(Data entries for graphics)
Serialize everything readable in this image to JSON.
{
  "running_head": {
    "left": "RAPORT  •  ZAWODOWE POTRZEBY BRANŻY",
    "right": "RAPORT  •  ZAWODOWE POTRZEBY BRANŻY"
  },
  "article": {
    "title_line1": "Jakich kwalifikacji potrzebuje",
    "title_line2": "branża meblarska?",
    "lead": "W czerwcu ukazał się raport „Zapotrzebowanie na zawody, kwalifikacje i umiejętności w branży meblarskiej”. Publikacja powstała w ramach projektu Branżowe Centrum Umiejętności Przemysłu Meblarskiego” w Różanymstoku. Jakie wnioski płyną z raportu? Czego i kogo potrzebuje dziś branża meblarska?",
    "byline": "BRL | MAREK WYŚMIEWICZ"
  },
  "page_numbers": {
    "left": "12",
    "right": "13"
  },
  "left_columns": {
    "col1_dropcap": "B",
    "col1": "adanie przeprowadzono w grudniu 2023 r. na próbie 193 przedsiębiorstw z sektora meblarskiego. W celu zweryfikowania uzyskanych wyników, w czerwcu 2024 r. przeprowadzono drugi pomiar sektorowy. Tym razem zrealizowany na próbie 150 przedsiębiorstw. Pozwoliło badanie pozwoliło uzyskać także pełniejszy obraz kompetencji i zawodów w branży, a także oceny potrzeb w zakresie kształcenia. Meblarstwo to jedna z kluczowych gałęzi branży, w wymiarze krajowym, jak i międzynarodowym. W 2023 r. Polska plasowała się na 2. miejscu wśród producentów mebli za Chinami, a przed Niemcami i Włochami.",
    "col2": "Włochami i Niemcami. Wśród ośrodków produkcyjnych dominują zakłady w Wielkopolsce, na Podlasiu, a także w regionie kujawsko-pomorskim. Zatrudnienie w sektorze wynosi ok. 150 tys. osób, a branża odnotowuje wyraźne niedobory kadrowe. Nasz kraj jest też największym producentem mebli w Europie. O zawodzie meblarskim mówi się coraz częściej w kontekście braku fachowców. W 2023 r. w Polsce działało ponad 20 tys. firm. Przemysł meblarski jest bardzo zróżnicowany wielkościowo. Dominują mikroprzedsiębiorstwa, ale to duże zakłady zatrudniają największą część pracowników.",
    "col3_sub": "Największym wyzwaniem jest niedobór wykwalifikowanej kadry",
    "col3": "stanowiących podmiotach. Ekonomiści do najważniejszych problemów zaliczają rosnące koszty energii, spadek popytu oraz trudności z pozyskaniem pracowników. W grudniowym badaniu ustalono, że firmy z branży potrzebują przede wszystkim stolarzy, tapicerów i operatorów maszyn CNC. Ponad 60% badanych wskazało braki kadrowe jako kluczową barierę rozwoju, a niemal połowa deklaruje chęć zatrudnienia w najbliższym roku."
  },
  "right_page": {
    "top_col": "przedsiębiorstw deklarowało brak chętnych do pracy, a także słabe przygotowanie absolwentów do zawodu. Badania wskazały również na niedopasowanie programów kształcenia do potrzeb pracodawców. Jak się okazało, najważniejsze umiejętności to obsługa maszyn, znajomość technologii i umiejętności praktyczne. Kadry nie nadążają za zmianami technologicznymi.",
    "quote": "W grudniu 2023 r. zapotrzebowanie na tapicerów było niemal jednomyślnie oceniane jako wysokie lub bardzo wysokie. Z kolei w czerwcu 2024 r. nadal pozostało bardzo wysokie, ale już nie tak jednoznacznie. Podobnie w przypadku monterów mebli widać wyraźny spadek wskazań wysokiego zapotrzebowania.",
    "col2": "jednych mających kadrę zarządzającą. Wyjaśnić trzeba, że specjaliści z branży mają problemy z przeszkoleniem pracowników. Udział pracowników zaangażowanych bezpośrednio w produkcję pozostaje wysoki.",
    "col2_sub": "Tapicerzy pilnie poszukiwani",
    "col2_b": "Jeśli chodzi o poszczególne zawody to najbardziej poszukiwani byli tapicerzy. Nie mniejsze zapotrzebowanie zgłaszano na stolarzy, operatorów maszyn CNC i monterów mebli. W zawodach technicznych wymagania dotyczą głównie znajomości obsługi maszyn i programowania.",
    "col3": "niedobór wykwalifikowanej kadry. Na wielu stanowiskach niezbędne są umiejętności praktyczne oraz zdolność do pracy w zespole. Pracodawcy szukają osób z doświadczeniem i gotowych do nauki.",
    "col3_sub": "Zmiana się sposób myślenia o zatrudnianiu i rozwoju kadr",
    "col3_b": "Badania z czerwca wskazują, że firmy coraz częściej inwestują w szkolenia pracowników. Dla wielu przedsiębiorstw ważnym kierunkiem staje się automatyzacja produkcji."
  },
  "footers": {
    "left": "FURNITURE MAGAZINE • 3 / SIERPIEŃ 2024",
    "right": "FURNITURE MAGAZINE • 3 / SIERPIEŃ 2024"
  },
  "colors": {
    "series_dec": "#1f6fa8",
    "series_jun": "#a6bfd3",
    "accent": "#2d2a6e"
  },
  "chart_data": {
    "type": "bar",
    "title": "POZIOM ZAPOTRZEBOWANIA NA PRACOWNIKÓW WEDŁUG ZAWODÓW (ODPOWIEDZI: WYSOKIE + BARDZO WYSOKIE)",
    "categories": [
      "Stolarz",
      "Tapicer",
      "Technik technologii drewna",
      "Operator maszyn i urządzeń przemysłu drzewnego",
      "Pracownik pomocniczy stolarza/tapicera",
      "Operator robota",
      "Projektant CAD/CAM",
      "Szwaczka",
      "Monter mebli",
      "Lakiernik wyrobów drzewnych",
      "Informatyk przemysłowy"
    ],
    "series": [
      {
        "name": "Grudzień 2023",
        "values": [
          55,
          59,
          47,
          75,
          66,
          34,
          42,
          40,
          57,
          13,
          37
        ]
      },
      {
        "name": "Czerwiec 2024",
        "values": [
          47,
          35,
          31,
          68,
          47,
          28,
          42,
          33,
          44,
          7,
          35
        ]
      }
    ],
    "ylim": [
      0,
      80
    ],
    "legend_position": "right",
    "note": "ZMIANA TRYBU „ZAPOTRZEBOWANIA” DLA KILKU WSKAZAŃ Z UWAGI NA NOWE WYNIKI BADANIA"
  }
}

What to work on >> Transcribe every entry verbatim.

Solution >>
Serialize everything readable in this image to JSON.
{
  "running_head": {
    "left": "RAPORT  •  ZAWODOWE POTRZEBY BRANŻY",
    "right": "RAPORT  •  ZAWODOWE POTRZEBY BRANŻY"
  },
  "article": {
    "title_line1": "Jakich kwalifikacji potrzebuje",
    "title_line2": "branża meblarska?",
    "lead": "W czerwcu ukazał się raport „Zapotrzebowanie na zawody, kwalifikacje i umiejętności w branży meblarskiej”. Publikacja powstała w ramach projektu Branżowe Centrum Umiejętności Przemysłu Meblarskiego” w Różanymstoku. Jakie wnioski płyną z raportu? Czego i kogo potrzebuje dziś branża meblarska?",
    "byline": "BRL | MAREK WYŚMIEWICZ"
  },
  "page_numbers": {
    "left": "12",
    "right": "13"
  },
  "left_columns": {
    "col1_dropcap": "B",
    "col1": "adanie przeprowadzono w grudniu 2023 r. na próbie 193 przedsiębiorstw z sektora meblarskiego. W celu zweryfikowania uzyskanych wyników, w czerwcu 2024 r. przeprowadzono drugi pomiar sektorowy. Tym razem zrealizowany na próbie 150 przedsiębiorstw. Pozwoliło badanie pozwoliło uzyskać także pełniejszy obraz kompetencji i zawodów w branży, a także oceny potrzeb w zakresie kształcenia. Meblarstwo to jedna z kluczowych gałęzi branży, w wymiarze krajowym, jak i międzynarodowym. W 2023 r. Polska plasowała się na 2. miejscu wśród producentów mebli za Chinami, a przed Niemcami i Włochami.",
    "col2": "Włochami i Niemcami. Wśród ośrodków produkcyjnych dominują zakłady w Wielkopolsce, na Podlasiu, a także w regionie kujawsko-pomorskim. Zatrudnienie w sektorze wynosi ok. 150 tys. osób, a branża odnotowuje wyraźne niedobory kadrowe. Nasz kraj jest też największym producentem mebli w Europie. O zawodzie meblarskim mówi się coraz częściej w kontekście braku fachowców. W 2023 r. w Polsce działało ponad 20 tys. firm. Przemysł meblarski jest bardzo zróżnicowany wielkościowo. Dominują mikroprzedsiębiorstwa, ale to duże zakłady zatrudniają największą część pracowników.",
    "col3_sub": "Największym wyzwaniem jest niedobór wykwalifikowanej kadry",
    "col3": "stanowiących podmiotach. Ekonomiści do najważniejszych problemów zaliczają rosnące koszty energii, spadek popytu oraz trudności z pozyskaniem pracowników. W grudniowym badaniu ustalono, że firmy z branży potrzebują przede wszystkim stolarzy, tapicerów i operatorów maszyn CNC. Ponad 60% badanych wskazało braki kadrowe jako kluczową barierę rozwoju, a niemal połowa deklaruje chęć zatrudnienia w najbliższym roku."
  },
  "right_page": {
    "top_col": "przedsiębiorstw deklarowało brak chętnych do pracy, a także słabe przygotowanie absolwentów do zawodu. Badania wskazały również na niedopasowanie programów kształcenia do potrzeb pracodawców. Jak się okazało, najważniejsze umiejętności to obsługa maszyn, znajomość technologii i umiejętności praktyczne. Kadry nie nadążają za zmianami technologicznymi.",
    "quote": "W grudniu 2023 r. zapotrzebowanie na tapicerów było niemal jednomyślnie oceniane jako wysokie lub bardzo wysokie. Z kolei w czerwcu 2024 r. nadal pozostało bardzo wysokie, ale już nie tak jednoznacznie. Podobnie w przypadku monterów mebli widać wyraźny spadek wskazań wysokiego zapotrzebowania.",
    "col2": "jednych mających kadrę zarządzającą. Wyjaśnić trzeba, że specjaliści z branży mają problemy z przeszkoleniem pracowników. Udział pracowników zaangażowanych bezpośrednio w produkcję pozostaje wysoki.",
    "col2_sub": "Tapicerzy pilnie poszukiwani",
    "col2_b": "Jeśli chodzi o poszczególne zawody to najbardziej poszukiwani byli tapicerzy. Nie mniejsze zapotrzebowanie zgłaszano na stolarzy, operatorów maszyn CNC i monterów mebli. W zawodach technicznych wymagania dotyczą głównie znajomości obsługi maszyn i programowania.",
    "col3": "niedobór wykwalifikowanej kadry. Na wielu stanowiskach niezbędne są umiejętności praktyczne oraz zdolność do pracy w zespole. Pracodawcy szukają osób z doświadczeniem i gotowych do nauki.",
    "col3_sub": "Zmiana się sposób myślenia o zatrudnianiu i rozwoju kadr",
    "col3_b": "Badania z czerwca wskazują, że firmy coraz częściej inwestują w szkolenia pracowników. Dla wielu przedsiębiorstw ważnym kierunkiem staje się automatyzacja produkcji."
  },
  "footers": {
    "left": "FURNITURE MAGAZINE • 3 / SIERPIEŃ 2024",
    "right": "FURNITURE MAGAZINE • 3 / SIERPIEŃ 2024"
  },
  "colors": {
    "series_dec": "#1f6fa8",
    "series_jun": "#a6bfd3",
    "accent": "#2d2a6e"
  },
  "chart_data": {
    "type": "bar",
    "title": "POZIOM ZAPOTRZEBOWANIA NA PRACOWNIKÓW WEDŁUG ZAWODÓW (ODPOWIEDZI: WYSOKIE + BARDZO WYSOKIE)",
    "categories": [
      "Stolarz",
      "Tapicer",
      "Technik technologii drewna",
      "Operator maszyn i urządzeń przemysłu drzewnego",
      "Pracownik pomocniczy stolarza/tapicera",
      "Operator robota",
      "Projektant CAD/CAM",
      "Szwaczka",
      "Monter mebli",
      "Lakiernik wyrobów drzewnych",
      "Informatyk przemysłowy"
    ],
    "series": [
      {
        "name": "Grudzień 2023",
        "values": [
          55,
          59,
          47,
          75,
          66,
          34,
          42,
          40,
          57,
          13,
          37
        ]
      },
      {
        "name": "Czerwiec 2024",
        "values": [
          47,
          35,
          31,
          68,
          47,
          28,
          42,
          33,
          44,
          7,
          35
        ]
      }
    ],
    "ylim": [
      0,
      80
    ],
    "legend_position": "right",
    "note": "ZMIANA TRYBU „ZAPOTRZEBOWANIA” DLA KILKU WSKAZAŃ Z UWAGI NA NOWE WYNIKI BADANIA"
  }
}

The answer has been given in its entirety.